* Dataset content
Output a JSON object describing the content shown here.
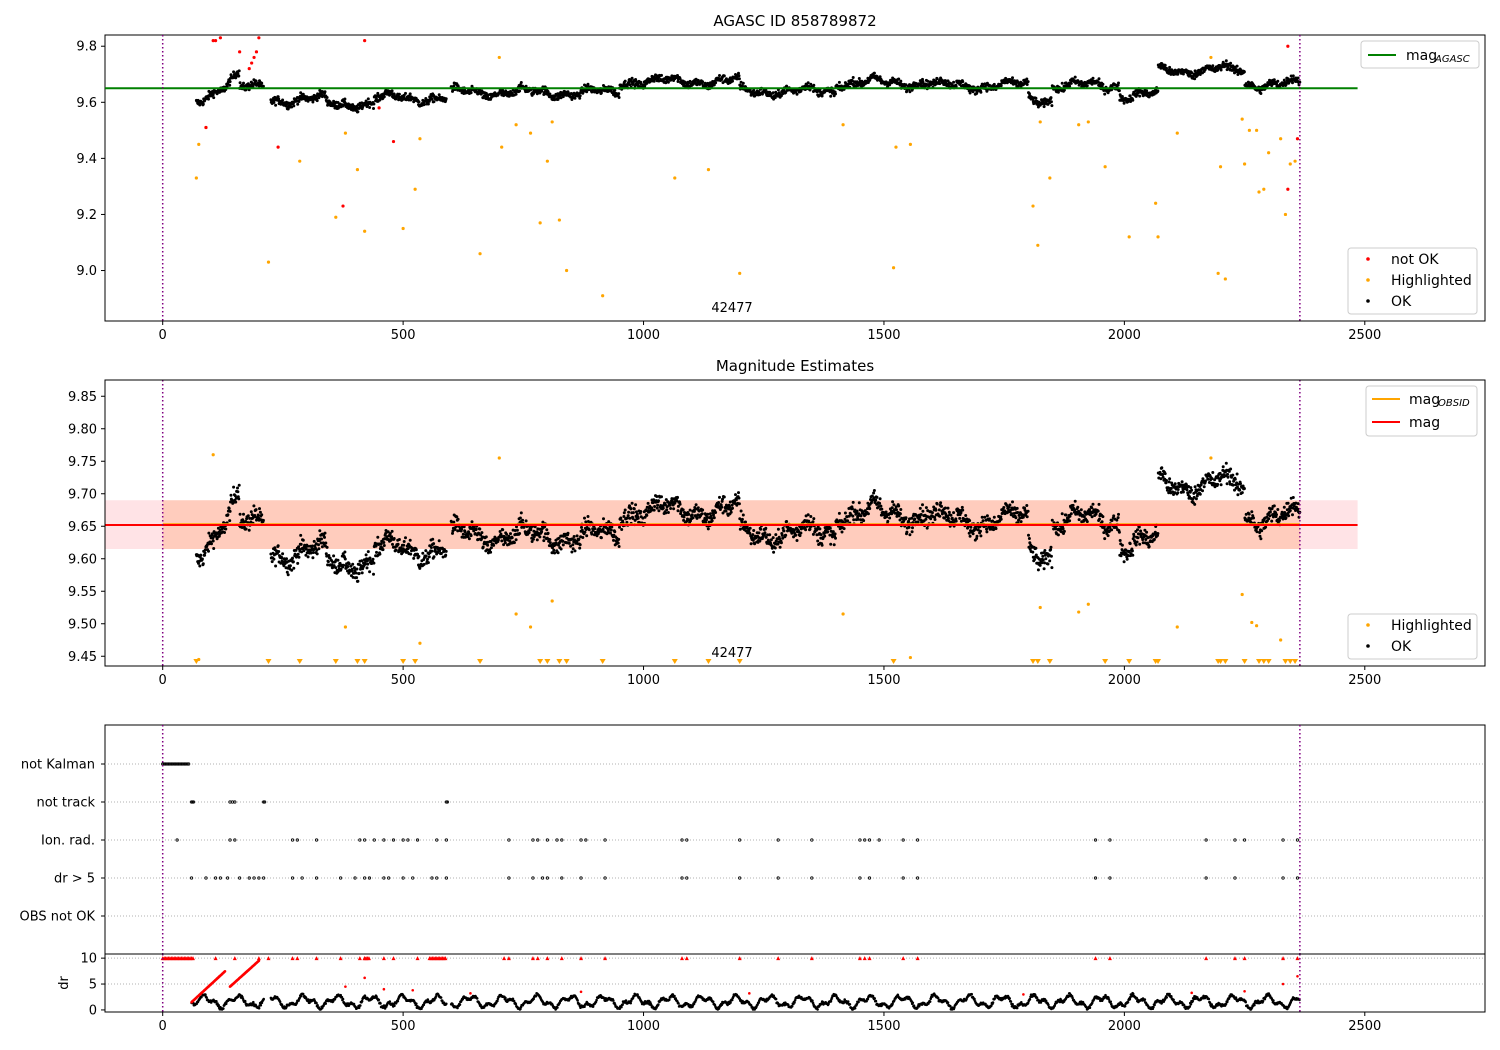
{
  "chart_data": [
    {
      "type": "scatter",
      "title": "AGASC ID 858789872",
      "annotation": "42477",
      "xlim": [
        -120,
        2750
      ],
      "ylim": [
        8.82,
        9.84
      ],
      "x_ticks": [
        "0",
        "500",
        "1000",
        "1500",
        "2000",
        "2500"
      ],
      "y_ticks": [
        "9.0",
        "9.2",
        "9.4",
        "9.6",
        "9.8"
      ],
      "vlines": [
        0,
        2365
      ],
      "hline": {
        "name": "mag",
        "sub": "AGASC",
        "value": 9.65,
        "xrange": [
          -120,
          2485
        ],
        "color": "#008000"
      },
      "legend_top": [
        {
          "label": "mag",
          "sub": "AGASC",
          "color": "#008000"
        }
      ],
      "legend_bottom": [
        {
          "label": "not OK",
          "color": "#ff0000"
        },
        {
          "label": "Highlighted",
          "color": "#ffa500"
        },
        {
          "label": "OK",
          "color": "#000000"
        }
      ],
      "highlighted_points": [
        [
          70,
          9.33
        ],
        [
          75,
          9.45
        ],
        [
          90,
          9.51
        ],
        [
          220,
          9.03
        ],
        [
          285,
          9.39
        ],
        [
          360,
          9.19
        ],
        [
          380,
          9.49
        ],
        [
          405,
          9.36
        ],
        [
          420,
          9.14
        ],
        [
          500,
          9.15
        ],
        [
          525,
          9.29
        ],
        [
          535,
          9.47
        ],
        [
          660,
          9.06
        ],
        [
          700,
          9.76
        ],
        [
          705,
          9.44
        ],
        [
          735,
          9.52
        ],
        [
          765,
          9.49
        ],
        [
          785,
          9.17
        ],
        [
          800,
          9.39
        ],
        [
          810,
          9.53
        ],
        [
          825,
          9.18
        ],
        [
          840,
          9.0
        ],
        [
          915,
          8.91
        ],
        [
          1065,
          9.33
        ],
        [
          1135,
          9.36
        ],
        [
          1200,
          8.99
        ],
        [
          1415,
          9.52
        ],
        [
          1520,
          9.01
        ],
        [
          1525,
          9.44
        ],
        [
          1555,
          9.45
        ],
        [
          1810,
          9.23
        ],
        [
          1820,
          9.09
        ],
        [
          1825,
          9.53
        ],
        [
          1845,
          9.33
        ],
        [
          1905,
          9.52
        ],
        [
          1925,
          9.53
        ],
        [
          1960,
          9.37
        ],
        [
          2010,
          9.12
        ],
        [
          2065,
          9.24
        ],
        [
          2070,
          9.12
        ],
        [
          2110,
          9.49
        ],
        [
          2180,
          9.76
        ],
        [
          2195,
          8.99
        ],
        [
          2200,
          9.37
        ],
        [
          2210,
          8.97
        ],
        [
          2245,
          9.54
        ],
        [
          2250,
          9.38
        ],
        [
          2260,
          9.5
        ],
        [
          2275,
          9.5
        ],
        [
          2280,
          9.28
        ],
        [
          2290,
          9.29
        ],
        [
          2300,
          9.42
        ],
        [
          2325,
          9.47
        ],
        [
          2335,
          9.2
        ],
        [
          2345,
          9.38
        ],
        [
          2355,
          9.39
        ]
      ],
      "notok_points": [
        [
          90,
          9.51
        ],
        [
          105,
          9.82
        ],
        [
          110,
          9.82
        ],
        [
          120,
          9.83
        ],
        [
          160,
          9.78
        ],
        [
          180,
          9.72
        ],
        [
          185,
          9.74
        ],
        [
          190,
          9.76
        ],
        [
          195,
          9.78
        ],
        [
          200,
          9.83
        ],
        [
          240,
          9.44
        ],
        [
          375,
          9.23
        ],
        [
          420,
          9.82
        ],
        [
          450,
          9.58
        ],
        [
          480,
          9.46
        ],
        [
          2340,
          9.29
        ],
        [
          2340,
          9.8
        ],
        [
          2360,
          9.47
        ]
      ]
    },
    {
      "type": "scatter",
      "title": "Magnitude Estimates",
      "annotation": "42477",
      "xlim": [
        -120,
        2750
      ],
      "ylim": [
        9.435,
        9.875
      ],
      "x_ticks": [
        "0",
        "500",
        "1000",
        "1500",
        "2000",
        "2500"
      ],
      "y_ticks": [
        "9.45",
        "9.50",
        "9.55",
        "9.60",
        "9.65",
        "9.70",
        "9.75",
        "9.80",
        "9.85"
      ],
      "vlines": [
        0,
        2365
      ],
      "bands": [
        {
          "color": "#ffb0b8",
          "opacity": 0.35,
          "y": [
            9.615,
            9.69
          ],
          "xrange": [
            -120,
            2485
          ]
        },
        {
          "color": "#ffa070",
          "opacity": 0.35,
          "y": [
            9.615,
            9.69
          ],
          "xrange": [
            0,
            2365
          ]
        }
      ],
      "hlines": [
        {
          "name": "mag",
          "sub": "OBSID",
          "value": 9.653,
          "xrange": [
            0,
            2365
          ],
          "color": "#ffa500"
        },
        {
          "name": "mag",
          "value": 9.652,
          "xrange": [
            -120,
            2485
          ],
          "color": "#ff0000"
        }
      ],
      "legend_top": [
        {
          "label": "mag",
          "sub": "OBSID",
          "color": "#ffa500"
        },
        {
          "label": "mag",
          "color": "#ff0000"
        }
      ],
      "legend_bottom": [
        {
          "label": "Highlighted",
          "color": "#ffa500"
        },
        {
          "label": "OK",
          "color": "#000000"
        }
      ],
      "highlighted_points": [
        [
          75,
          9.445
        ],
        [
          105,
          9.76
        ],
        [
          380,
          9.495
        ],
        [
          535,
          9.47
        ],
        [
          700,
          9.755
        ],
        [
          735,
          9.515
        ],
        [
          765,
          9.495
        ],
        [
          810,
          9.535
        ],
        [
          1415,
          9.515
        ],
        [
          1555,
          9.448
        ],
        [
          1825,
          9.525
        ],
        [
          1905,
          9.518
        ],
        [
          1925,
          9.53
        ],
        [
          2110,
          9.495
        ],
        [
          2180,
          9.755
        ],
        [
          2245,
          9.545
        ],
        [
          2265,
          9.502
        ],
        [
          2275,
          9.497
        ],
        [
          2325,
          9.475
        ]
      ],
      "floor_markers": [
        70,
        220,
        285,
        360,
        405,
        420,
        500,
        525,
        660,
        785,
        800,
        825,
        840,
        915,
        1065,
        1135,
        1200,
        1520,
        1810,
        1820,
        1845,
        1960,
        2010,
        2065,
        2070,
        2195,
        2200,
        2210,
        2250,
        2280,
        2290,
        2300,
        2335,
        2345,
        2355
      ]
    },
    {
      "type": "scatter",
      "title": "",
      "xlim": [
        -120,
        2750
      ],
      "categories": [
        "not Kalman",
        "not track",
        "Ion. rad.",
        "dr > 5",
        "OBS not OK"
      ],
      "flag_points": {
        "not Kalman": [
          [
            0,
            55
          ]
        ],
        "not track": [
          60,
          62,
          64,
          140,
          145,
          150,
          210,
          212,
          590,
          592
        ],
        "Ion. rad.": [
          30,
          140,
          150,
          270,
          280,
          320,
          410,
          420,
          440,
          460,
          480,
          500,
          510,
          530,
          570,
          590,
          720,
          770,
          780,
          800,
          820,
          830,
          870,
          880,
          920,
          1080,
          1090,
          1200,
          1280,
          1350,
          1450,
          1460,
          1470,
          1490,
          1540,
          1570,
          1940,
          1970,
          2170,
          2230,
          2250,
          2330,
          2360
        ],
        "dr > 5": [
          60,
          90,
          110,
          120,
          135,
          160,
          180,
          190,
          200,
          210,
          270,
          290,
          320,
          370,
          400,
          420,
          430,
          460,
          470,
          500,
          520,
          560,
          570,
          590,
          720,
          770,
          790,
          800,
          830,
          870,
          920,
          1080,
          1090,
          1200,
          1280,
          1350,
          1450,
          1470,
          1540,
          1570,
          1940,
          1970,
          2170,
          2230,
          2330,
          2360
        ],
        "OBS not OK": []
      }
    },
    {
      "type": "scatter",
      "title": "",
      "xlim": [
        -120,
        2750
      ],
      "ylim": [
        -0.4,
        10.8
      ],
      "ylabel": "dr",
      "y_ticks": [
        "0",
        "5",
        "10"
      ],
      "x_ticks": [
        "0",
        "500",
        "1000",
        "1500",
        "2000",
        "2500"
      ],
      "cap_value": 10,
      "cap_ranges": [
        [
          0,
          65
        ],
        [
          420,
          430
        ],
        [
          555,
          590
        ]
      ],
      "cap_points": [
        110,
        150,
        200,
        220,
        270,
        280,
        320,
        370,
        410,
        420,
        460,
        480,
        530,
        710,
        720,
        770,
        780,
        800,
        830,
        870,
        920,
        1080,
        1090,
        1200,
        1280,
        1350,
        1450,
        1460,
        1470,
        1540,
        1570,
        1940,
        1970,
        2170,
        2230,
        2250,
        2330,
        2360
      ],
      "ramps": [
        [
          60,
          1.5,
          130,
          7.5
        ],
        [
          140,
          4.5,
          200,
          9.5
        ]
      ]
    }
  ]
}
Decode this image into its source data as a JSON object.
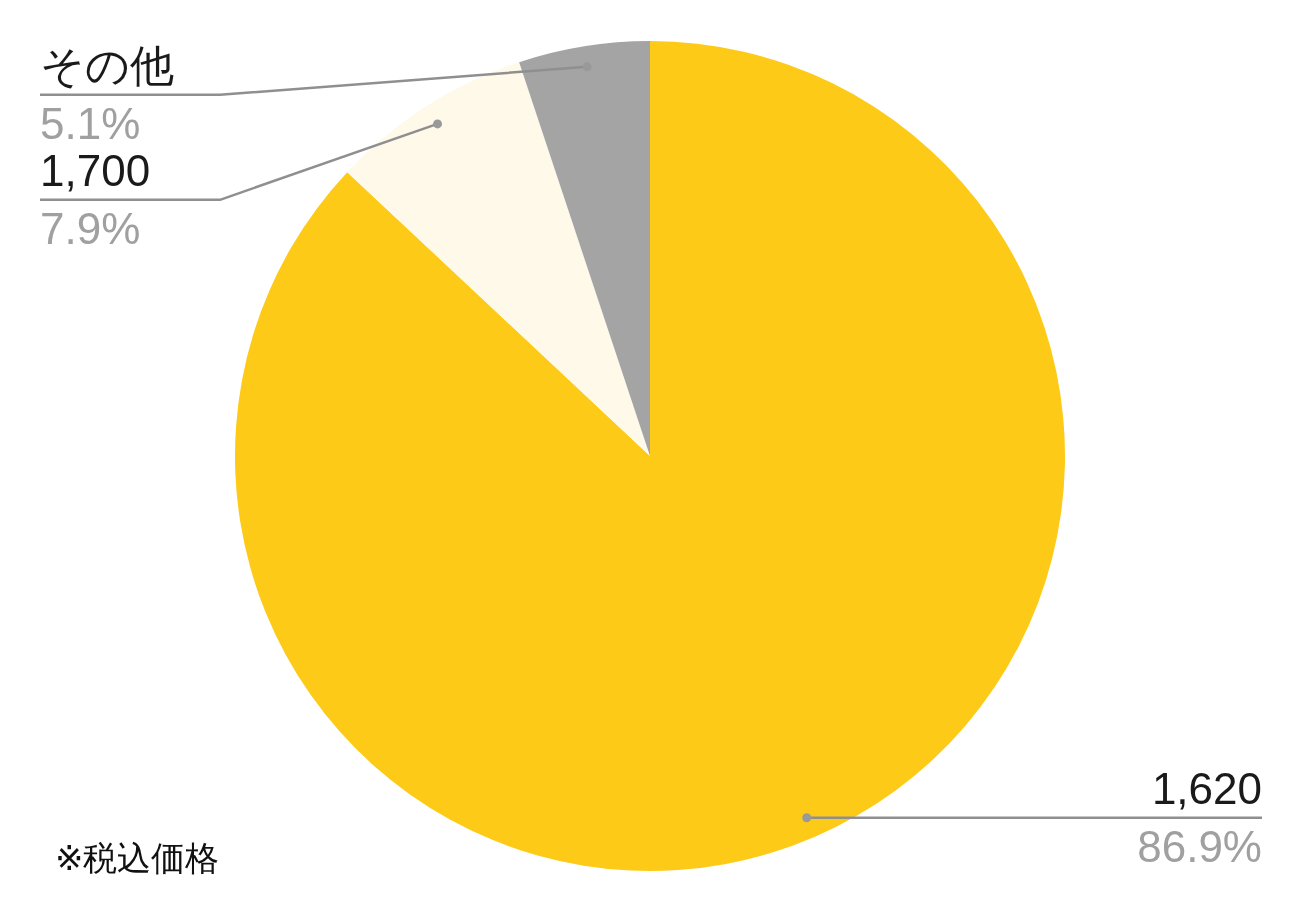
{
  "chart_data": {
    "type": "pie",
    "categories": [
      "1,620",
      "1,700",
      "その他"
    ],
    "values": [
      86.9,
      7.9,
      5.1
    ],
    "colors": [
      "#fdca17",
      "#fef9e8",
      "#a4a4a4"
    ],
    "value_labels": [
      "86.9%",
      "7.9%",
      "5.1%"
    ],
    "annotations": [
      "※税込価格"
    ]
  }
}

* Task directions
Among the lines of the data, identify those with the word "title". Copy each of them.

* Result for this exercise
      "title": "AGASC ID 858789872",
      "title": "Magnitude Estimates",
      "title": "",
      "title": "",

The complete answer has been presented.